Identify each line below that contains the word "Fitness", and copy it out.

→ **Record excerpts**:
-=-=-

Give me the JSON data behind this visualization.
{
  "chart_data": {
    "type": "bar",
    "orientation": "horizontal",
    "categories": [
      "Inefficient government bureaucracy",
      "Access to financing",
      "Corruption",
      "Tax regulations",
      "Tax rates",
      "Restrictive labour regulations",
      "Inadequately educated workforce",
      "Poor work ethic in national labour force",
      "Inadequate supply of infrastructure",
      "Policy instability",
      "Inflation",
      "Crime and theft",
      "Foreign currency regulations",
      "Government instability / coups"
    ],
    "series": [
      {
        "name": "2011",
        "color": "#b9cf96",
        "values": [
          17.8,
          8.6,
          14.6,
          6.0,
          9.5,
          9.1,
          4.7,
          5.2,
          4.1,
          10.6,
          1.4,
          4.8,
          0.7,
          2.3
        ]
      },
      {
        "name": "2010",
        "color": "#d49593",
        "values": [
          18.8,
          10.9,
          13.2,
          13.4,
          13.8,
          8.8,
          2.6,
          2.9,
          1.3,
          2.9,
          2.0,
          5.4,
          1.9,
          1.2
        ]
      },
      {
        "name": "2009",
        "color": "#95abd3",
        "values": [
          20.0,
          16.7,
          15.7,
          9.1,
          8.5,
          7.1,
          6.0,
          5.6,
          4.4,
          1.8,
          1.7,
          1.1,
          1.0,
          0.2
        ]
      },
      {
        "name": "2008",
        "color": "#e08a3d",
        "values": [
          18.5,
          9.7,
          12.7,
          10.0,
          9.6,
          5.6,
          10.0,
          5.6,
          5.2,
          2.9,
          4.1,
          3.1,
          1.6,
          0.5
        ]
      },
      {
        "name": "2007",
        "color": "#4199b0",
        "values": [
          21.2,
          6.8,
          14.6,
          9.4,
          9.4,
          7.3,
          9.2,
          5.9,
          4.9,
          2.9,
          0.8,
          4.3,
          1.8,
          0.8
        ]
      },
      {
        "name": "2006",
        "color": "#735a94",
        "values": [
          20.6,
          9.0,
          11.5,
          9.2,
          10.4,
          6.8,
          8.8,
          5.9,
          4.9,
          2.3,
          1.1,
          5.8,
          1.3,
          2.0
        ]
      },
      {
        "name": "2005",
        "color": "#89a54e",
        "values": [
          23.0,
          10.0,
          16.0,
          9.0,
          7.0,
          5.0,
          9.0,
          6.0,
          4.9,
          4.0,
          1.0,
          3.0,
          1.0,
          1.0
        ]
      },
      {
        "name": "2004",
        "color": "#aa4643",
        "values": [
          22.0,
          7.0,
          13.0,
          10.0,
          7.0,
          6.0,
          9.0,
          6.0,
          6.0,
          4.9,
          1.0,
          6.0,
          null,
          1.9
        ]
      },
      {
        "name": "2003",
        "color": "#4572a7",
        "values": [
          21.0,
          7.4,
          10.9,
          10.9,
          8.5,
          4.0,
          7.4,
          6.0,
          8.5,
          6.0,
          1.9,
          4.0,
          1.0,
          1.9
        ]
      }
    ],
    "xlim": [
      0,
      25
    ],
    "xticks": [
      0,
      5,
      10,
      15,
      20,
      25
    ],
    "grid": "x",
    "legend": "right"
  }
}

-=-=-

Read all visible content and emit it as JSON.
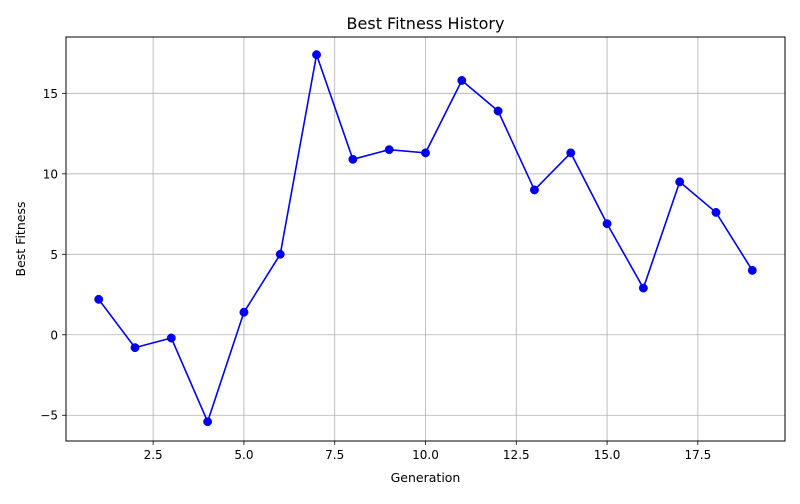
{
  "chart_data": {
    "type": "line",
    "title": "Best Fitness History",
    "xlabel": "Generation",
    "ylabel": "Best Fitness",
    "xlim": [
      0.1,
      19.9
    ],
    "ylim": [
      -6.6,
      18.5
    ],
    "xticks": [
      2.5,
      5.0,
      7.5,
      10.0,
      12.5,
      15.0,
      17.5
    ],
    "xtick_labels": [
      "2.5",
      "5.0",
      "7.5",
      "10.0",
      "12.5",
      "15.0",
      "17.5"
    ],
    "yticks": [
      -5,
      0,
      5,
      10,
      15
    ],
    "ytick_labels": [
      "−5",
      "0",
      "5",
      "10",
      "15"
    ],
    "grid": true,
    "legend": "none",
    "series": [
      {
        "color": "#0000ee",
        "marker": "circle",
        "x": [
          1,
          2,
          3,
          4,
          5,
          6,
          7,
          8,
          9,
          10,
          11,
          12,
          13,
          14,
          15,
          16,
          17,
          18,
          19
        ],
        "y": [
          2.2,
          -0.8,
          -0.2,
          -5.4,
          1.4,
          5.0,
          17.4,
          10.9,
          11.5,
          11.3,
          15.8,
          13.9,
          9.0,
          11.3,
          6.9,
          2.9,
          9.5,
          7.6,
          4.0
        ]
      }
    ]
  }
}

-=-=-

→ **Task response**:
    "title": "Best Fitness History",
    "ylabel": "Best Fitness",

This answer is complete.